MATERIAL TO PROCESS:
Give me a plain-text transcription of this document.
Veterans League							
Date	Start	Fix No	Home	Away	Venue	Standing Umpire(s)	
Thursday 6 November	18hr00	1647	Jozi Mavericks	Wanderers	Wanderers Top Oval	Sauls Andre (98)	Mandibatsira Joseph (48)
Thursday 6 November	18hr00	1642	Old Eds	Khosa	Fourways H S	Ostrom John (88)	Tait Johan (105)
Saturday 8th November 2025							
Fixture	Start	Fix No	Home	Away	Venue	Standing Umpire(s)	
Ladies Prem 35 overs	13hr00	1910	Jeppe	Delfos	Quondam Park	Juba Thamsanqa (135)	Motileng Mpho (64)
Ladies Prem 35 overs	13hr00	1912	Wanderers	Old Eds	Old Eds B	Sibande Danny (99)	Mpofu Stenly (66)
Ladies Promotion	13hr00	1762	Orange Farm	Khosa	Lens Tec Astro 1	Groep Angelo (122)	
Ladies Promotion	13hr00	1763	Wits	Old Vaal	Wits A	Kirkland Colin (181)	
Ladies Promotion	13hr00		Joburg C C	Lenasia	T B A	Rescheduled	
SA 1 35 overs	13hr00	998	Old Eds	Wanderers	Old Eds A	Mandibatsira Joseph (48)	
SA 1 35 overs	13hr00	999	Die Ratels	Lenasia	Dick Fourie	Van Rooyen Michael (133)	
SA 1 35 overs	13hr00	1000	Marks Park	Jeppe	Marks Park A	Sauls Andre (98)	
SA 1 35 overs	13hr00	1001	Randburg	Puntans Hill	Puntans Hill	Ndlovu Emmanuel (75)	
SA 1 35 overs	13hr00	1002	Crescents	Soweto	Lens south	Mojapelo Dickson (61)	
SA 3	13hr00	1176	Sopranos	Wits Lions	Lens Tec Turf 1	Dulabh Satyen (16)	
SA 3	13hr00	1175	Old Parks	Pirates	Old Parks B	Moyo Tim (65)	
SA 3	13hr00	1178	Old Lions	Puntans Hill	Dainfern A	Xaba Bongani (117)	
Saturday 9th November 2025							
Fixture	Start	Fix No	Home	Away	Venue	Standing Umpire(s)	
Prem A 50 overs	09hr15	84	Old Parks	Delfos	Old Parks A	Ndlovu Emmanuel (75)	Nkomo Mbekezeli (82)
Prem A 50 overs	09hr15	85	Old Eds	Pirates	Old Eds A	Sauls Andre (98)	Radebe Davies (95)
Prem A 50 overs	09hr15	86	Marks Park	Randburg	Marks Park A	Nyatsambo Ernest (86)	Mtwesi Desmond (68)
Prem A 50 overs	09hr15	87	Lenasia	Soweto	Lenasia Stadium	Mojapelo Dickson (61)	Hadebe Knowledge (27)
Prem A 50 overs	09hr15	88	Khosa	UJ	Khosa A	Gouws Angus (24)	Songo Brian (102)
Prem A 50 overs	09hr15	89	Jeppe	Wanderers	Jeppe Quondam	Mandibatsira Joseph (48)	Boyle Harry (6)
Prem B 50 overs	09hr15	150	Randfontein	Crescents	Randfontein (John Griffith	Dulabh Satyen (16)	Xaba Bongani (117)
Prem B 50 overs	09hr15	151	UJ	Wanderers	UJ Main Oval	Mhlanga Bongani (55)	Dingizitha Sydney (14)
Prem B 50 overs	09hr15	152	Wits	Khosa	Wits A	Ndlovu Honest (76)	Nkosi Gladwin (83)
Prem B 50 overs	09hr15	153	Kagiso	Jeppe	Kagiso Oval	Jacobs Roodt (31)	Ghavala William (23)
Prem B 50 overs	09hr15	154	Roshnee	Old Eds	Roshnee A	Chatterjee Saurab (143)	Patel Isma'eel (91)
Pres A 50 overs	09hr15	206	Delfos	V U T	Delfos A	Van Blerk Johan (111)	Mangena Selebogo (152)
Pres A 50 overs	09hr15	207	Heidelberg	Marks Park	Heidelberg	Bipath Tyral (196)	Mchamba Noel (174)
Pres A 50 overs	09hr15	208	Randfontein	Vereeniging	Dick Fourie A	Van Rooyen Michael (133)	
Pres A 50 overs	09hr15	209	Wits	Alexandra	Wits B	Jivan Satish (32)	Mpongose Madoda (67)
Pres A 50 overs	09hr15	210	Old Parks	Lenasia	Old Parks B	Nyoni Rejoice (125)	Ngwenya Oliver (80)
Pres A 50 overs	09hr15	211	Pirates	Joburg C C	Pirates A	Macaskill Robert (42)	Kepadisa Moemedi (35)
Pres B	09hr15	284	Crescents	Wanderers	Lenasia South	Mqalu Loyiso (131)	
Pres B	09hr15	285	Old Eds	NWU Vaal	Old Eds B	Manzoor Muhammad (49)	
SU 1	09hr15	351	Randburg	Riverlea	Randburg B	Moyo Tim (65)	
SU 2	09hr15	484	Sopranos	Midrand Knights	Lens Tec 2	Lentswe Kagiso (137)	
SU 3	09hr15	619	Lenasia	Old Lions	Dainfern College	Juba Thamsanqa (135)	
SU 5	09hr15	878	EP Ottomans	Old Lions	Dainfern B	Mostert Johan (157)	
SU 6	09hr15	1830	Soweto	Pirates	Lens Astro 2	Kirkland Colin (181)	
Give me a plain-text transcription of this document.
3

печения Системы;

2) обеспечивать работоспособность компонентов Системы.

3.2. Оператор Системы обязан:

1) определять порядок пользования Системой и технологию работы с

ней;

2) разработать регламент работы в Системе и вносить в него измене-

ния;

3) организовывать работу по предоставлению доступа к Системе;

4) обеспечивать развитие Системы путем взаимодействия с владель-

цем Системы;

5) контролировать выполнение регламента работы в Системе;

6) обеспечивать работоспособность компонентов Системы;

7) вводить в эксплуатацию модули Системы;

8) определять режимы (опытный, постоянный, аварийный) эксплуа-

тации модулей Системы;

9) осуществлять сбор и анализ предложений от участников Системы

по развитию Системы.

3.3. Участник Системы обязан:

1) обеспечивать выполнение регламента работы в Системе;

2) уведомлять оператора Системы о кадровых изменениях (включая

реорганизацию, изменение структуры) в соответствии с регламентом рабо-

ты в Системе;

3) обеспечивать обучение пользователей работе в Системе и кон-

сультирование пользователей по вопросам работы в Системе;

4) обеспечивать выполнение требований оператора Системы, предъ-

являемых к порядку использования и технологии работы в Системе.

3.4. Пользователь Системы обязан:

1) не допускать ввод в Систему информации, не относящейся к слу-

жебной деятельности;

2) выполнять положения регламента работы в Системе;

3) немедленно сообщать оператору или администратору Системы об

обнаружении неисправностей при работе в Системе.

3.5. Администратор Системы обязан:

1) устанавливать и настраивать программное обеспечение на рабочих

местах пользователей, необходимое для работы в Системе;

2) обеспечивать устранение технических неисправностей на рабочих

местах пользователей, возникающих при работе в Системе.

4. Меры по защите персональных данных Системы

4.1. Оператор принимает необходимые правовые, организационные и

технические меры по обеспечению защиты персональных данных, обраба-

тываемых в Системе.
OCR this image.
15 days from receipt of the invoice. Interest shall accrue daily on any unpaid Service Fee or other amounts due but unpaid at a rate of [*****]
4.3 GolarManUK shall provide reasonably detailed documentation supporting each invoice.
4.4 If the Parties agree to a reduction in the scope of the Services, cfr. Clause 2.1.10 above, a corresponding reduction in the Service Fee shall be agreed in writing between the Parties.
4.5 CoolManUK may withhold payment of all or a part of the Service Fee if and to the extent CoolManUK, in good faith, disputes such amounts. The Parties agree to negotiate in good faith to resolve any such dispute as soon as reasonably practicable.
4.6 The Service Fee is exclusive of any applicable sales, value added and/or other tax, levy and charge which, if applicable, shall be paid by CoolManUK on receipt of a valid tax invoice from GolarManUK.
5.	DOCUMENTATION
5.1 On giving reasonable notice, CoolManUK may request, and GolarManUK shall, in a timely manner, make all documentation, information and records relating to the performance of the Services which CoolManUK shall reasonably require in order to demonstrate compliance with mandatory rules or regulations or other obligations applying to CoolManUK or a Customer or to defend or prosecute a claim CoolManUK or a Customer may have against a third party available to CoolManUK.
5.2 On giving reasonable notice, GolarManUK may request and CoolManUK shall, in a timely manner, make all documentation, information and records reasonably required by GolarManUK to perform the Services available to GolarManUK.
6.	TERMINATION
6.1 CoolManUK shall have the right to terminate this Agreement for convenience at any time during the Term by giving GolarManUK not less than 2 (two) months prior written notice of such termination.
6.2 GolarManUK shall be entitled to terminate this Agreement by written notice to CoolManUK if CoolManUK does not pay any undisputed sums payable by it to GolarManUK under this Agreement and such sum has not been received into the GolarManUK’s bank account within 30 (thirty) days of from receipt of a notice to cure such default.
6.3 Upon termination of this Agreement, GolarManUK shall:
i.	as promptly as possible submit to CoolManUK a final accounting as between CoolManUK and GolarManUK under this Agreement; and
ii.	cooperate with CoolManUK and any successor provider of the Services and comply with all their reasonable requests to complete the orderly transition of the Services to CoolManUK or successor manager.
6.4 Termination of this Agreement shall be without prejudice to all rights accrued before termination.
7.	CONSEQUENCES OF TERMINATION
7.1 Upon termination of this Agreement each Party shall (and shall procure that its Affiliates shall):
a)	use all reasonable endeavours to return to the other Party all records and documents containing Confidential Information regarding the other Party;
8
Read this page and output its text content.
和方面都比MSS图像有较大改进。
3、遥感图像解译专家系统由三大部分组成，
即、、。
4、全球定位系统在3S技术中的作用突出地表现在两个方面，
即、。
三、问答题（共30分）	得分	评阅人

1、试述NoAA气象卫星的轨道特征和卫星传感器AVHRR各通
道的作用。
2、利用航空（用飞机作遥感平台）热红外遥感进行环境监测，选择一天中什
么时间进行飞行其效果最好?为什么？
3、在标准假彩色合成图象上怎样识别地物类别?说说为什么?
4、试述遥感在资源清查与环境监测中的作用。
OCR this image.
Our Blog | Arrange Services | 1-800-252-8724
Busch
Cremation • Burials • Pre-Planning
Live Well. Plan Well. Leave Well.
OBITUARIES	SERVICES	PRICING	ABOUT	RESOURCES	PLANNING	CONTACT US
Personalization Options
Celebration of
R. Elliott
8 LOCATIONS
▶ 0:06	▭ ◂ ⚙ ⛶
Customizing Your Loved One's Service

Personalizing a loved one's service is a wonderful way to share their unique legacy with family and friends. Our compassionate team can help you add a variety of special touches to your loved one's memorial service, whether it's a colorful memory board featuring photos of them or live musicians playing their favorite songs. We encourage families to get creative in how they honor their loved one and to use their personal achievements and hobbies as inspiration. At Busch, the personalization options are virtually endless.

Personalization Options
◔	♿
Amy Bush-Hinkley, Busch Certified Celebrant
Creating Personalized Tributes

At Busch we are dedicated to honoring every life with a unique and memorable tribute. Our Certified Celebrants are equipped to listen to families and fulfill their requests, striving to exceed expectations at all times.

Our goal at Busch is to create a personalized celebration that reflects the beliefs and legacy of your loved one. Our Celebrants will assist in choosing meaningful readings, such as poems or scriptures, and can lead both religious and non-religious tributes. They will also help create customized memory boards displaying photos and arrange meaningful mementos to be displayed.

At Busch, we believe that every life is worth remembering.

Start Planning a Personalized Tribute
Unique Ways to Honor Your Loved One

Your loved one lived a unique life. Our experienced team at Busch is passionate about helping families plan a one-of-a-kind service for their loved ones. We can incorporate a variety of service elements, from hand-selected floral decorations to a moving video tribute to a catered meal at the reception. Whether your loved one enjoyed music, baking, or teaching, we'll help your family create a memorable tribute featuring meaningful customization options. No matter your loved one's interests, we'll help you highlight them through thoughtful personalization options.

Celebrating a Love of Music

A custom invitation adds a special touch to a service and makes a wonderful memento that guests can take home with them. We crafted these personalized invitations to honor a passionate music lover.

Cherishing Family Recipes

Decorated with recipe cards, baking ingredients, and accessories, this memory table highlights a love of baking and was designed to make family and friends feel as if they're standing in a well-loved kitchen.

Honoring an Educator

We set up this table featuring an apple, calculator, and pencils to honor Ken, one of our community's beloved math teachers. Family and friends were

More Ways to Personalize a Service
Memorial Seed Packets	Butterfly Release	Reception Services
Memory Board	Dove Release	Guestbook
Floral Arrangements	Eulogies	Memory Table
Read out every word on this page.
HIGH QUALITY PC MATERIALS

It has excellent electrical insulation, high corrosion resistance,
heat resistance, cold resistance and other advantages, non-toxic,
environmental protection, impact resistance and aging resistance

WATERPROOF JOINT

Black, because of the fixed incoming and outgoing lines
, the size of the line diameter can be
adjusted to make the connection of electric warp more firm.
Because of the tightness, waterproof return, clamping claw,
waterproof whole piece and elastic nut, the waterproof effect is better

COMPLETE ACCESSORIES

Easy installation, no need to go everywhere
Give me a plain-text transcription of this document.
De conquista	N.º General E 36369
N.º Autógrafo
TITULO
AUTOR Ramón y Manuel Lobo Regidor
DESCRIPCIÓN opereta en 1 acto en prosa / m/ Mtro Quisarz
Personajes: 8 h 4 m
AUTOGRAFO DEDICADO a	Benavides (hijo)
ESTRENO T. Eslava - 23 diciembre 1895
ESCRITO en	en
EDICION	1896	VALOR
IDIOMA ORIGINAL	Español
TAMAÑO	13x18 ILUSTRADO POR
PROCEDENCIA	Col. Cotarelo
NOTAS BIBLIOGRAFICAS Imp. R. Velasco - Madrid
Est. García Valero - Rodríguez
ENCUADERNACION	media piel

EXERCISE PROMPT: Show every line in the entries where the string "under" occurs.

REPLY TO THE EXERCISE:
6.2 GolarManUK shall be entitled to terminate this Agreement by written notice to CoolManUK if CoolManUK does not pay any undisputed sums payable by it to GolarManUK under this Agreement and such sum has not been received into the GolarManUK’s bank account within 30 (thirty) days of from receipt of a notice to cure such default.
i.	as promptly as possible submit to CoolManUK a final accounting as between CoolManUK and GolarManUK under this Agreement; and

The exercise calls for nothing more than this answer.